— GOAL OF THE EXERCISE —
All entries below are to be set down again, identical to the source.

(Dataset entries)
* begin *

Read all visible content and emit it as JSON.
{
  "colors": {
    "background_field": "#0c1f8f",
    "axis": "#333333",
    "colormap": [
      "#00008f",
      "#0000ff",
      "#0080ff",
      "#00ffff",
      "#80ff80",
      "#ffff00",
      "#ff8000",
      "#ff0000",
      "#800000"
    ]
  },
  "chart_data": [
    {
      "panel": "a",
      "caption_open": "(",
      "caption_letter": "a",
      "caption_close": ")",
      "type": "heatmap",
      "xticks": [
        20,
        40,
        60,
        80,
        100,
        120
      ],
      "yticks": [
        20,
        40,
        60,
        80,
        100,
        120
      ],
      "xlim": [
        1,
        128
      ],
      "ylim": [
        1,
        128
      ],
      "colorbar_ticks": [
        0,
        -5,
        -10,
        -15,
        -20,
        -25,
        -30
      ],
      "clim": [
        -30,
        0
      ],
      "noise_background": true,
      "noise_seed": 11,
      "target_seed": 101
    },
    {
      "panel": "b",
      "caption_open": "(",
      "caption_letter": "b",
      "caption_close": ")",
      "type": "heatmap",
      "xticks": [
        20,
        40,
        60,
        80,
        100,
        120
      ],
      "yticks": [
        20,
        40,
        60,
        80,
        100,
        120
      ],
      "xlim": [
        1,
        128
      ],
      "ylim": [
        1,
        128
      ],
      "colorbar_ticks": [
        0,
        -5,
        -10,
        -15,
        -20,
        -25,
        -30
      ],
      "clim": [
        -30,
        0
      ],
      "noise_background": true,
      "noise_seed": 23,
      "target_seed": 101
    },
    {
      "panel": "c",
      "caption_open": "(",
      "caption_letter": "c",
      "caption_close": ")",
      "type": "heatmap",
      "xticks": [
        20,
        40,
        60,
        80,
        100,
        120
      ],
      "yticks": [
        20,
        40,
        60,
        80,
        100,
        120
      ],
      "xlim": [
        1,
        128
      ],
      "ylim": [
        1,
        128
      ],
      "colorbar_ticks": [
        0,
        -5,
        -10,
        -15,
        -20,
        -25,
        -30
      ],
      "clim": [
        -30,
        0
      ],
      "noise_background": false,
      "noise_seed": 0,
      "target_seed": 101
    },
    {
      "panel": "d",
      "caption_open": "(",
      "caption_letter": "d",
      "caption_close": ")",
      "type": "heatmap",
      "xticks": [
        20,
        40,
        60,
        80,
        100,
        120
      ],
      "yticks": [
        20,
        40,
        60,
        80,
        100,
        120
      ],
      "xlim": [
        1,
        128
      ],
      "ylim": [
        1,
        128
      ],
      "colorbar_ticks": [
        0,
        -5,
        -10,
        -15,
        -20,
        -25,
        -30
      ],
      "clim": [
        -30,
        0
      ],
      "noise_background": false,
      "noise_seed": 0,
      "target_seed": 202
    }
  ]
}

* end *

— RIGHT ANSWER —
Read all visible content and emit it as JSON.
{
  "colors": {
    "background_field": "#0c1f8f",
    "axis": "#333333",
    "colormap": [
      "#00008f",
      "#0000ff",
      "#0080ff",
      "#00ffff",
      "#80ff80",
      "#ffff00",
      "#ff8000",
      "#ff0000",
      "#800000"
    ]
  },
  "chart_data": [
    {
      "panel": "a",
      "caption_open": "(",
      "caption_letter": "a",
      "caption_close": ")",
      "type": "heatmap",
      "xticks": [
        20,
        40,
        60,
        80,
        100,
        120
      ],
      "yticks": [
        20,
        40,
        60,
        80,
        100,
        120
      ],
      "xlim": [
        1,
        128
      ],
      "ylim": [
        1,
        128
      ],
      "colorbar_ticks": [
        0,
        -5,
        -10,
        -15,
        -20,
        -25,
        -30
      ],
      "clim": [
        -30,
        0
      ],
      "noise_background": true,
      "noise_seed": 11,
      "target_seed": 101
    },
    {
      "panel": "b",
      "caption_open": "(",
      "caption_letter": "b",
      "caption_close": ")",
      "type": "heatmap",
      "xticks": [
        20,
        40,
        60,
        80,
        100,
        120
      ],
      "yticks": [
        20,
        40,
        60,
        80,
        100,
        120
      ],
      "xlim": [
        1,
        128
      ],
      "ylim": [
        1,
        128
      ],
      "colorbar_ticks": [
        0,
        -5,
        -10,
        -15,
        -20,
        -25,
        -30
      ],
      "clim": [
        -30,
        0
      ],
      "noise_background": true,
      "noise_seed": 23,
      "target_seed": 101
    },
    {
      "panel": "c",
      "caption_open": "(",
      "caption_letter": "c",
      "caption_close": ")",
      "type": "heatmap",
      "xticks": [
        20,
        40,
        60,
        80,
        100,
        120
      ],
      "yticks": [
        20,
        40,
        60,
        80,
        100,
        120
      ],
      "xlim": [
        1,
        128
      ],
      "ylim": [
        1,
        128
      ],
      "colorbar_ticks": [
        0,
        -5,
        -10,
        -15,
        -20,
        -25,
        -30
      ],
      "clim": [
        -30,
        0
      ],
      "noise_background": false,
      "noise_seed": 0,
      "target_seed": 101
    },
    {
      "panel": "d",
      "caption_open": "(",
      "caption_letter": "d",
      "caption_close": ")",
      "type": "heatmap",
      "xticks": [
        20,
        40,
        60,
        80,
        100,
        120
      ],
      "yticks": [
        20,
        40,
        60,
        80,
        100,
        120
      ],
      "xlim": [
        1,
        128
      ],
      "ylim": [
        1,
        128
      ],
      "colorbar_ticks": [
        0,
        -5,
        -10,
        -15,
        -20,
        -25,
        -30
      ],
      "clim": [
        -30,
        0
      ],
      "noise_background": false,
      "noise_seed": 0,
      "target_seed": 202
    }
  ]
}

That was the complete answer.